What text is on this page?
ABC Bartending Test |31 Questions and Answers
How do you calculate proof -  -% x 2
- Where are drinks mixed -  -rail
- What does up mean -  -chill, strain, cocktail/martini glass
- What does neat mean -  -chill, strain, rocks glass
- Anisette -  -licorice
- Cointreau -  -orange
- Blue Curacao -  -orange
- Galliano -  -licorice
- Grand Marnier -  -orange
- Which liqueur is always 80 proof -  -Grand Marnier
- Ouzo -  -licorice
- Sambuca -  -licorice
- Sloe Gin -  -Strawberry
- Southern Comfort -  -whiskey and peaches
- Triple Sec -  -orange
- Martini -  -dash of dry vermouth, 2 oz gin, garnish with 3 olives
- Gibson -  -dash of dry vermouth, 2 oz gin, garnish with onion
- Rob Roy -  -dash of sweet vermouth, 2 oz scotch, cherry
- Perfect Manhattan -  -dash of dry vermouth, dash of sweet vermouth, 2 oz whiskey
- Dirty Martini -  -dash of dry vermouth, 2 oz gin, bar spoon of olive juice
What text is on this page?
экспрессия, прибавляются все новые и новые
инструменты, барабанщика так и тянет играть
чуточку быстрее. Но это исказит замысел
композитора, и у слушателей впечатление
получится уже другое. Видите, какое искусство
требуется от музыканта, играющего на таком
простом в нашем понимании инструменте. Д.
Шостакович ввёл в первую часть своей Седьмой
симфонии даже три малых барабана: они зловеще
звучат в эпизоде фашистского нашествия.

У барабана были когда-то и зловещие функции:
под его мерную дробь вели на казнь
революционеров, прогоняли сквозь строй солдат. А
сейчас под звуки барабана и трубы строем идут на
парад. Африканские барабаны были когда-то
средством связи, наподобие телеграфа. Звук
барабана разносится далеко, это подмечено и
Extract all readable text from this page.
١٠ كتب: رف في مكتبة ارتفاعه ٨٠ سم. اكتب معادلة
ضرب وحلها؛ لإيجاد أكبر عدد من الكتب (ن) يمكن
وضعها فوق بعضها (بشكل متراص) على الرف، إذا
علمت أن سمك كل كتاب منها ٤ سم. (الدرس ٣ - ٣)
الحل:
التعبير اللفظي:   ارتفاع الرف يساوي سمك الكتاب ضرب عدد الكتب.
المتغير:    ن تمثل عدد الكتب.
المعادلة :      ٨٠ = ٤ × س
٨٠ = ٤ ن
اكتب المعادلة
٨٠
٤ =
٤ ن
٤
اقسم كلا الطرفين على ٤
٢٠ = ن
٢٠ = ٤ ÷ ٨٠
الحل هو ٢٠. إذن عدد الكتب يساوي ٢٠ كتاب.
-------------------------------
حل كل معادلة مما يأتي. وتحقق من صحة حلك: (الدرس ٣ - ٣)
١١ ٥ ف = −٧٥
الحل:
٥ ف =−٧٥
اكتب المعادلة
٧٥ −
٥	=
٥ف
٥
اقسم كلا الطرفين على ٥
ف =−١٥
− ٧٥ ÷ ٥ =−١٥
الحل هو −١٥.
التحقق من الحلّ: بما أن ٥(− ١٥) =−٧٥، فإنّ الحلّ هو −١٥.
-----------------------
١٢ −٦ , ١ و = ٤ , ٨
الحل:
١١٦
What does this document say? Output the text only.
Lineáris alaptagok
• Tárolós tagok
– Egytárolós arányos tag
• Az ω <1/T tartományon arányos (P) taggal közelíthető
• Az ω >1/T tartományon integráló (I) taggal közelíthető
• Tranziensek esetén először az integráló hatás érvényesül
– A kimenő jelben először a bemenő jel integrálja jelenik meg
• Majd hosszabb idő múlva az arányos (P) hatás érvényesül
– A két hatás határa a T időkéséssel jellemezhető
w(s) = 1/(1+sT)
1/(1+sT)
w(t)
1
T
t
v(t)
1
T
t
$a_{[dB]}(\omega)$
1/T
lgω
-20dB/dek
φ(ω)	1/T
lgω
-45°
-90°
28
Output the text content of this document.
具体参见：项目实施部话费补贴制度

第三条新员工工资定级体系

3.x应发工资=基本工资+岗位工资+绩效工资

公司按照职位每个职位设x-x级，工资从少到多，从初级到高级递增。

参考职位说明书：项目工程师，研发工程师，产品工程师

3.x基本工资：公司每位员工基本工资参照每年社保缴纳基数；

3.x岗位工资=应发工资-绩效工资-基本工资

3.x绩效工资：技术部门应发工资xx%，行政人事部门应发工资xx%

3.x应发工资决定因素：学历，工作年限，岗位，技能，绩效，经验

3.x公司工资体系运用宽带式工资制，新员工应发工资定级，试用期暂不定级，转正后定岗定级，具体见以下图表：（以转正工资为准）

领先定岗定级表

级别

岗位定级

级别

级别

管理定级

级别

──────

[Given task]
Tally the lines above containing "taggal". Answer with the count only.

[Result of this task]
2